(Chart and figure data)
○ ○ ○ ○

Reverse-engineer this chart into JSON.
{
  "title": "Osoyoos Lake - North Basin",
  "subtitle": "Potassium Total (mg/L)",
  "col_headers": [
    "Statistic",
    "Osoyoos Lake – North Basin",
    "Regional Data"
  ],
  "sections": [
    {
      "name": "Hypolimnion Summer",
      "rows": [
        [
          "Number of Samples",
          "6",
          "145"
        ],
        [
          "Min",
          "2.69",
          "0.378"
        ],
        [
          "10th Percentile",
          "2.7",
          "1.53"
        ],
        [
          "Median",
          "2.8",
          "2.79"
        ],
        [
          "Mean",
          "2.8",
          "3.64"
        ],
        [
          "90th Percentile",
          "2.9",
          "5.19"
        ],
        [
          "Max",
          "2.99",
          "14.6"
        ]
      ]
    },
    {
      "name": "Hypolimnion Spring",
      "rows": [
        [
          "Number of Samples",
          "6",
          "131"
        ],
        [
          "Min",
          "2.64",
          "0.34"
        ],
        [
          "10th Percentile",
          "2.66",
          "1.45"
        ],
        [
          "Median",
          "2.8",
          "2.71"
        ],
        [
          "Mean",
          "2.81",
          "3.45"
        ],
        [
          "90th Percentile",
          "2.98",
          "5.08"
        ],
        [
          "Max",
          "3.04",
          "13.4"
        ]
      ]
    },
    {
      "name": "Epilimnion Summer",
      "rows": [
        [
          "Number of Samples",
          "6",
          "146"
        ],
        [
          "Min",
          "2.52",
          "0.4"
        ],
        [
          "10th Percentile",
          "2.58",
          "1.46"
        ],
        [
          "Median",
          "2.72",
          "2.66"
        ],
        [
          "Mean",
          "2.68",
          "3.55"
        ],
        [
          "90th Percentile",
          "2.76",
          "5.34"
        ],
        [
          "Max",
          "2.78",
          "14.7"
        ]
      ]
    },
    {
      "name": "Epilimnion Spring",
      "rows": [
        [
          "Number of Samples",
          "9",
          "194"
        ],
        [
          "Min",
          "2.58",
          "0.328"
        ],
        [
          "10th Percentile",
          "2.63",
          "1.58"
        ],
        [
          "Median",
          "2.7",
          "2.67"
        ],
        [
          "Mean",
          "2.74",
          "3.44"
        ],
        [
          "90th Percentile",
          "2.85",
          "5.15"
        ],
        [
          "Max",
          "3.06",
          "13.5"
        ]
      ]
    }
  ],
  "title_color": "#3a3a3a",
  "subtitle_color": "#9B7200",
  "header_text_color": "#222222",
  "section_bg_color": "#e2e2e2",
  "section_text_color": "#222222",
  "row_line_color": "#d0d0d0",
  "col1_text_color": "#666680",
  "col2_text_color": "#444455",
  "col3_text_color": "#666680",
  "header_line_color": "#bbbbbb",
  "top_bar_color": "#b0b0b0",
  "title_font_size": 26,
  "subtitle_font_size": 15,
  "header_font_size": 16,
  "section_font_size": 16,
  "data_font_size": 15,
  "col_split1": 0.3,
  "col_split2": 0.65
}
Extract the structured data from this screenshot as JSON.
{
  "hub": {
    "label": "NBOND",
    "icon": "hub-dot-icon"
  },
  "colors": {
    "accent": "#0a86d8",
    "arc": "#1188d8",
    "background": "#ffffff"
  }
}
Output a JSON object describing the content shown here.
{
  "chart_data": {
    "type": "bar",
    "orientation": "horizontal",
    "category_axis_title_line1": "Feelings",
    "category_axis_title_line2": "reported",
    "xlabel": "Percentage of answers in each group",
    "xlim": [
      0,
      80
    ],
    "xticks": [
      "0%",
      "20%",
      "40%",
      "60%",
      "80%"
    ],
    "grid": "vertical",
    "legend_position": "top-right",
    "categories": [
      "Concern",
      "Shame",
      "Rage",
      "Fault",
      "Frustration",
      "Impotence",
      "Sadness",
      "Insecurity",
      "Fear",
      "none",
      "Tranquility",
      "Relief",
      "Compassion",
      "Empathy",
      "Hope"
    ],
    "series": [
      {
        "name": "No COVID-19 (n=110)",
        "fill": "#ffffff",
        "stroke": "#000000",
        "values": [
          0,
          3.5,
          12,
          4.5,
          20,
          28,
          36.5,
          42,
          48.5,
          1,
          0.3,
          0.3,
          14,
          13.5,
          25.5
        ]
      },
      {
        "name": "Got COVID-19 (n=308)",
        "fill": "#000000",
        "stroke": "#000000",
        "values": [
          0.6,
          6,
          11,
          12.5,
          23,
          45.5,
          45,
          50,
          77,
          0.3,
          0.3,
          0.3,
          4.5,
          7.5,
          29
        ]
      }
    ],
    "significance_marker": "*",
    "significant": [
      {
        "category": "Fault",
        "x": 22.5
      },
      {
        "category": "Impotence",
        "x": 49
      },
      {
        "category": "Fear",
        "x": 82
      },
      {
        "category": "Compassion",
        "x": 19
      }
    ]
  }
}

○ ○ ○ ○

→ **What to do**: From the "Extract the structured" line to the close of the listing, restate each line word for word.

→ **Solution to this exercise**:
Extract the structured data from this screenshot as JSON.
{
  "hub": {
    "label": "NBOND",
    "icon": "hub-dot-icon"
  },
  "colors": {
    "accent": "#0a86d8",
    "arc": "#1188d8",
    "background": "#ffffff"
  }
}
Output a JSON object describing the content shown here.
{
  "chart_data": {
    "type": "bar",
    "orientation": "horizontal",
    "category_axis_title_line1": "Feelings",
    "category_axis_title_line2": "reported",
    "xlabel": "Percentage of answers in each group",
    "xlim": [
      0,
      80
    ],
    "xticks": [
      "0%",
      "20%",
      "40%",
      "60%",
      "80%"
    ],
    "grid": "vertical",
    "legend_position": "top-right",
    "categories": [
      "Concern",
      "Shame",
      "Rage",
      "Fault",
      "Frustration",
      "Impotence",
      "Sadness",
      "Insecurity",
      "Fear",
      "none",
      "Tranquility",
      "Relief",
      "Compassion",
      "Empathy",
      "Hope"
    ],
    "series": [
      {
        "name": "No COVID-19 (n=110)",
        "fill": "#ffffff",
        "stroke": "#000000",
        "values": [
          0,
          3.5,
          12,
          4.5,
          20,
          28,
          36.5,
          42,
          48.5,
          1,
          0.3,
          0.3,
          14,
          13.5,
          25.5
        ]
      },
      {
        "name": "Got COVID-19 (n=308)",
        "fill": "#000000",
        "stroke": "#000000",
        "values": [
          0.6,
          6,
          11,
          12.5,
          23,
          45.5,
          45,
          50,
          77,
          0.3,
          0.3,
          0.3,
          4.5,
          7.5,
          29
        ]
      }
    ],
    "significance_marker": "*",
    "significant": [
      {
        "category": "Fault",
        "x": 22.5
      },
      {
        "category": "Impotence",
        "x": 49
      },
      {
        "category": "Fear",
        "x": 82
      },
      {
        "category": "Compassion",
        "x": 19
      }
    ]
  }
}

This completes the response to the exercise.